— TO DO —
From the entries below, extract every line that includes the word "fitted".

— RECORDS FOR THE EXERCISE —
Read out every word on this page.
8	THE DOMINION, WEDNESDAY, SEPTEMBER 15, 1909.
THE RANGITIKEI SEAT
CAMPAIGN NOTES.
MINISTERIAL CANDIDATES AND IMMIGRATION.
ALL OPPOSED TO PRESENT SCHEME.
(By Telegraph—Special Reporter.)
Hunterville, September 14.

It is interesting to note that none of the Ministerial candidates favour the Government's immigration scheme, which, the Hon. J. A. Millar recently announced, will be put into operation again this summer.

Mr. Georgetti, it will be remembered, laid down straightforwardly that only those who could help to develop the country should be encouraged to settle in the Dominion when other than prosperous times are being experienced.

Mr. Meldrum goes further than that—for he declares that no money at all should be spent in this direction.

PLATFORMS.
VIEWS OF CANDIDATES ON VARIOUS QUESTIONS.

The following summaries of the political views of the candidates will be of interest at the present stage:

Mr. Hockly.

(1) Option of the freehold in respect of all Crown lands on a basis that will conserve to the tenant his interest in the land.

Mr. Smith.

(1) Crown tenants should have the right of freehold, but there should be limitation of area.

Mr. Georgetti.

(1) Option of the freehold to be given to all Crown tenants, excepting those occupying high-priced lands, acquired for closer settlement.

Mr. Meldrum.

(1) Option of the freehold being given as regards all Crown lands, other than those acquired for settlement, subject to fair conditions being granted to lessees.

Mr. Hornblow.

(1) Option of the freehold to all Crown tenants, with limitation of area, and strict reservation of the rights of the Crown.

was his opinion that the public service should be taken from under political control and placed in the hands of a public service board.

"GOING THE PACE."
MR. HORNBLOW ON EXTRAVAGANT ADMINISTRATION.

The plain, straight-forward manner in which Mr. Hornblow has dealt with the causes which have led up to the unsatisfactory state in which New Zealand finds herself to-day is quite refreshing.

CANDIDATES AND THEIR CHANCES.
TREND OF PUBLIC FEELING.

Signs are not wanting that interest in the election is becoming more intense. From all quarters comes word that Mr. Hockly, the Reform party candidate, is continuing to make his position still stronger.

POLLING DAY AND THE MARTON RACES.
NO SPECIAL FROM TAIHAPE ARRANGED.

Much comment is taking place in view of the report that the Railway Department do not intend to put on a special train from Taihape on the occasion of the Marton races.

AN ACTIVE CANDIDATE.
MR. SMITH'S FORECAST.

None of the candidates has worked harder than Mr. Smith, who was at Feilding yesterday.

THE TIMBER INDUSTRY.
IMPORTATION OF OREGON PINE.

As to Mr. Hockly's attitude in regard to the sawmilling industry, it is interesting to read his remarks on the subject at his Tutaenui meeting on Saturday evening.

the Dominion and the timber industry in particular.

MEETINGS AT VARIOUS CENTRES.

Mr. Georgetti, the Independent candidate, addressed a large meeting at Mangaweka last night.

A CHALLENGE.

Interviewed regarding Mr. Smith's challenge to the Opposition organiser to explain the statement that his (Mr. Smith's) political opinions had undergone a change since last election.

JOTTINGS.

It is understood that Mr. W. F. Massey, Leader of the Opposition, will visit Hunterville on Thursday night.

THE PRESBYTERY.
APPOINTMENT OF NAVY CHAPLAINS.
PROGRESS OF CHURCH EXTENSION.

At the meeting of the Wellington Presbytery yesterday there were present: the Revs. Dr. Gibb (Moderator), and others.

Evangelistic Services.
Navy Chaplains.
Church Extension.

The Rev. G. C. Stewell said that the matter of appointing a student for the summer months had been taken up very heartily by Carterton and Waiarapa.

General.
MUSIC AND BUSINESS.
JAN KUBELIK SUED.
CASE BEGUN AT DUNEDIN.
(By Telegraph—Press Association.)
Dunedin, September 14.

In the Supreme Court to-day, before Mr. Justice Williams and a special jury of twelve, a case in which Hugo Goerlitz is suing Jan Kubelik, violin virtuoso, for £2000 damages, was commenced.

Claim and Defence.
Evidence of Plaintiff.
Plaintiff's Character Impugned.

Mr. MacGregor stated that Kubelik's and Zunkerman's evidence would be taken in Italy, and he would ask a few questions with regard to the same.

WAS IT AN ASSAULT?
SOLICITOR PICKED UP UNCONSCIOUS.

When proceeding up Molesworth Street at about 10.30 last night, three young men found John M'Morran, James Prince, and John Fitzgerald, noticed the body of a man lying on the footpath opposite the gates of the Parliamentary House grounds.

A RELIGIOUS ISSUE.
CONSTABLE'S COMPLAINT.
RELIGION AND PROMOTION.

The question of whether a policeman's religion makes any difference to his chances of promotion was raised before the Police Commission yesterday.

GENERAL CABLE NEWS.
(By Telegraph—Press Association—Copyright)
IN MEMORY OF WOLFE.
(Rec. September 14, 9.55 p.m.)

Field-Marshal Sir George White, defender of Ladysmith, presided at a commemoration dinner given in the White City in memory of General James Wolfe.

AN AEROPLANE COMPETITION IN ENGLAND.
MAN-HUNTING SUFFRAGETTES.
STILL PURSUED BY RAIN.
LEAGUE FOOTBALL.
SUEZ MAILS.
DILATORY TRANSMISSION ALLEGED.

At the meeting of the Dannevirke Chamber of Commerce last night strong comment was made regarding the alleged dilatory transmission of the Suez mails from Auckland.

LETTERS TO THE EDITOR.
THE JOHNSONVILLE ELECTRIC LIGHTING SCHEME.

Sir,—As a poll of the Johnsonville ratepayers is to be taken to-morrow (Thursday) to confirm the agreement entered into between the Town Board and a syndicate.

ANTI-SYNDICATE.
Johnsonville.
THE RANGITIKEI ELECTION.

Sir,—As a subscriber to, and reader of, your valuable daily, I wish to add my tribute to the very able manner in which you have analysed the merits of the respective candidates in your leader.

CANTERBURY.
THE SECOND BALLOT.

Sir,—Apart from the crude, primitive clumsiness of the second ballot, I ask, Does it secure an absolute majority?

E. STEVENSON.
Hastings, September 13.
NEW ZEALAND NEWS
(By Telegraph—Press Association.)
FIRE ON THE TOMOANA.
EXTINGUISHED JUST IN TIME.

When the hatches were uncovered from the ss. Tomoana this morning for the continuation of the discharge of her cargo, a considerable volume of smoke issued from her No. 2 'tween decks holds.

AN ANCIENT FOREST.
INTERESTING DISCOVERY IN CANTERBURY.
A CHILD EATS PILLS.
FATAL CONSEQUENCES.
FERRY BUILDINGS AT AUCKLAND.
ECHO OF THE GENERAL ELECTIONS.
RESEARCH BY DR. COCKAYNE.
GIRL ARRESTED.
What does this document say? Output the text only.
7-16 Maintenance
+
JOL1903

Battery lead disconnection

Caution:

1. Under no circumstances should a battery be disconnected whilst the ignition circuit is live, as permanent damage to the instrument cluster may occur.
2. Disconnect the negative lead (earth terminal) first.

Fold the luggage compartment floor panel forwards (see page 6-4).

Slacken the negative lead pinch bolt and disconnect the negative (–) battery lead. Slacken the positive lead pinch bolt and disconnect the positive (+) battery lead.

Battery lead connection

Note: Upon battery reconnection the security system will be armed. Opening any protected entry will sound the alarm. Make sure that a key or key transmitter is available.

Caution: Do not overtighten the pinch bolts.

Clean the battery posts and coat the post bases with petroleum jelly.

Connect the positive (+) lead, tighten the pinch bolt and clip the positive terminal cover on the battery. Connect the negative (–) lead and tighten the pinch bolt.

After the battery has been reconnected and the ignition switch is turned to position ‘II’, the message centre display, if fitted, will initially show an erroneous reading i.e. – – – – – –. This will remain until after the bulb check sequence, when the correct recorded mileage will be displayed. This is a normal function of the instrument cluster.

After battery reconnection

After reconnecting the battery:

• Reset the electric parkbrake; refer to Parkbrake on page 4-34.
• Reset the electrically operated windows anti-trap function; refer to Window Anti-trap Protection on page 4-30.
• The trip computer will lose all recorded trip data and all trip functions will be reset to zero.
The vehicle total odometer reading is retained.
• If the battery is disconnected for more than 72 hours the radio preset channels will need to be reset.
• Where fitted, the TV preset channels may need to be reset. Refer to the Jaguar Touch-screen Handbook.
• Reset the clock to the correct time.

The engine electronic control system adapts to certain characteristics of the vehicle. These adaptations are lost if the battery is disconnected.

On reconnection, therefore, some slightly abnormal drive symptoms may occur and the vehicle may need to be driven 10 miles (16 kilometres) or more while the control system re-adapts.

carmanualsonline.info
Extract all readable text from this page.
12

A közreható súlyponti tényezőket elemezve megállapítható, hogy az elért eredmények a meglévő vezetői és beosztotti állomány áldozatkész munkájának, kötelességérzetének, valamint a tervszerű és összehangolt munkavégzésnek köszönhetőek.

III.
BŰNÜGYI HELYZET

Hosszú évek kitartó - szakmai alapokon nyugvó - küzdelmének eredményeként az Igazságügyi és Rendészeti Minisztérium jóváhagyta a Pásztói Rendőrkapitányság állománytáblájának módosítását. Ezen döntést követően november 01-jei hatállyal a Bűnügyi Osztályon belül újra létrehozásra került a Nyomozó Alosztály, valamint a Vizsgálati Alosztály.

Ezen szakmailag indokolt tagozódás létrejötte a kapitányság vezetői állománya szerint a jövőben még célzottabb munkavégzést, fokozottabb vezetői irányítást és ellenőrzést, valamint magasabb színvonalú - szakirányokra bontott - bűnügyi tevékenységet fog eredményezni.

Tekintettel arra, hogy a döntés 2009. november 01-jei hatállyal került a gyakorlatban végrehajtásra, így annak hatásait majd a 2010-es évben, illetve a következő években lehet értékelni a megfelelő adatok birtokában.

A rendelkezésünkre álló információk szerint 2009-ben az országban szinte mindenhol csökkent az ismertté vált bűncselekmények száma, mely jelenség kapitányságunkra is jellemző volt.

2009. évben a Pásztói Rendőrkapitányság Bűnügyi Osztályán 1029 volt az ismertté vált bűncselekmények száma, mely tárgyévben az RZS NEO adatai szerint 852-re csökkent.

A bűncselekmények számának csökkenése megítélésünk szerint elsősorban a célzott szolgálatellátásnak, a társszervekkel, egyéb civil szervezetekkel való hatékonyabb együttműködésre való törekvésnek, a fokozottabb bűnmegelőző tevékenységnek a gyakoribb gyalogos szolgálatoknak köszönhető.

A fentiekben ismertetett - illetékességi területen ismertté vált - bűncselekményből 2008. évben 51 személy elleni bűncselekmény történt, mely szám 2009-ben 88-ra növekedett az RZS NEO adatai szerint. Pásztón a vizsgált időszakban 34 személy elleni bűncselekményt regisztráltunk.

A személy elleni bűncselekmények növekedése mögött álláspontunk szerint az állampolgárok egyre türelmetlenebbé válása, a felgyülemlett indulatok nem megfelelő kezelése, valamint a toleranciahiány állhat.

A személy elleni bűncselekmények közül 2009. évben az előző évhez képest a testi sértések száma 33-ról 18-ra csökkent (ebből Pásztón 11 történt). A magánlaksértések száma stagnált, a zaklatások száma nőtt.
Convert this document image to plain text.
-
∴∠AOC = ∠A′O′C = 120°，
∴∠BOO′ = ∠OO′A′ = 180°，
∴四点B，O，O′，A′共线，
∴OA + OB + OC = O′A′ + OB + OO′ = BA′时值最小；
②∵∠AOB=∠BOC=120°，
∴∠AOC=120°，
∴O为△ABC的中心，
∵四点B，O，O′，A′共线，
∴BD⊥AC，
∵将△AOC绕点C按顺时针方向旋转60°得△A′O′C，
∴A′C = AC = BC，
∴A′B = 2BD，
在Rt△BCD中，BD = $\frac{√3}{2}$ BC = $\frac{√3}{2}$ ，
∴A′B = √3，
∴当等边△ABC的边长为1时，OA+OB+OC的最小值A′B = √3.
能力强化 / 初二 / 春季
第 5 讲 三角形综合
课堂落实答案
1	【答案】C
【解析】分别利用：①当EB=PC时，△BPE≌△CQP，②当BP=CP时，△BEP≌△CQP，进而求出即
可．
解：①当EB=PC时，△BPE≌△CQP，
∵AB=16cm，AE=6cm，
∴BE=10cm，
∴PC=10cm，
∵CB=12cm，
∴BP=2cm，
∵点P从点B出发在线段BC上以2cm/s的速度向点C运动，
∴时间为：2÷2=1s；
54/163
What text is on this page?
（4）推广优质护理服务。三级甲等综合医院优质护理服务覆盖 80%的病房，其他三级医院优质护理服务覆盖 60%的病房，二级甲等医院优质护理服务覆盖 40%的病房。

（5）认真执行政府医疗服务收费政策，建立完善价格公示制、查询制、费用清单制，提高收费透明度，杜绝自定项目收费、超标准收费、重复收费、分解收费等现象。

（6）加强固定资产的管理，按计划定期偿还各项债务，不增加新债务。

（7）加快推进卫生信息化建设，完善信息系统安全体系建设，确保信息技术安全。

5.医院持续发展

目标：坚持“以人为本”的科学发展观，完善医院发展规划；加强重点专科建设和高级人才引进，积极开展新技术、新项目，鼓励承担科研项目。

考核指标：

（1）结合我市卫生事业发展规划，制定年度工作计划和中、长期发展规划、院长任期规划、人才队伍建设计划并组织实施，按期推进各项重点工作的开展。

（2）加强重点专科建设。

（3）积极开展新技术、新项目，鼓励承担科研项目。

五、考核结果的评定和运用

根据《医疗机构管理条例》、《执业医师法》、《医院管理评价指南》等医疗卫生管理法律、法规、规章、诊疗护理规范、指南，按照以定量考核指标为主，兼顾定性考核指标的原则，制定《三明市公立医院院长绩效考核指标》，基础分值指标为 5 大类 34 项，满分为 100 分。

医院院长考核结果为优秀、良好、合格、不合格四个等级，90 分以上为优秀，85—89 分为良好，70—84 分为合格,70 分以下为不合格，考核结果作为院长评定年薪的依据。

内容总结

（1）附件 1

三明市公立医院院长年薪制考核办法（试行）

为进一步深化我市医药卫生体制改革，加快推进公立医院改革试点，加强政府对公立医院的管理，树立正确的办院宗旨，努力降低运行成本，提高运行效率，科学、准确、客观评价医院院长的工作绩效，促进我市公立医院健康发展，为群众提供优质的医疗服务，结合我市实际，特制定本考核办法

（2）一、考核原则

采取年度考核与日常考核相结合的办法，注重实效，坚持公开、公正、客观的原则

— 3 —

— WORKED SOLUTION —
After the battery has been reconnected and the ignition switch is turned to position ‘II’, the message centre display, if fitted, will initially show an erroneous reading i.e. – – – – – –. This will remain until after the bulb check sequence, when the correct recorded mileage will be displayed. This is a normal function of the instrument cluster.
• Where fitted, the TV preset channels may need to be reset. Refer to the Jaguar Touch-screen Handbook.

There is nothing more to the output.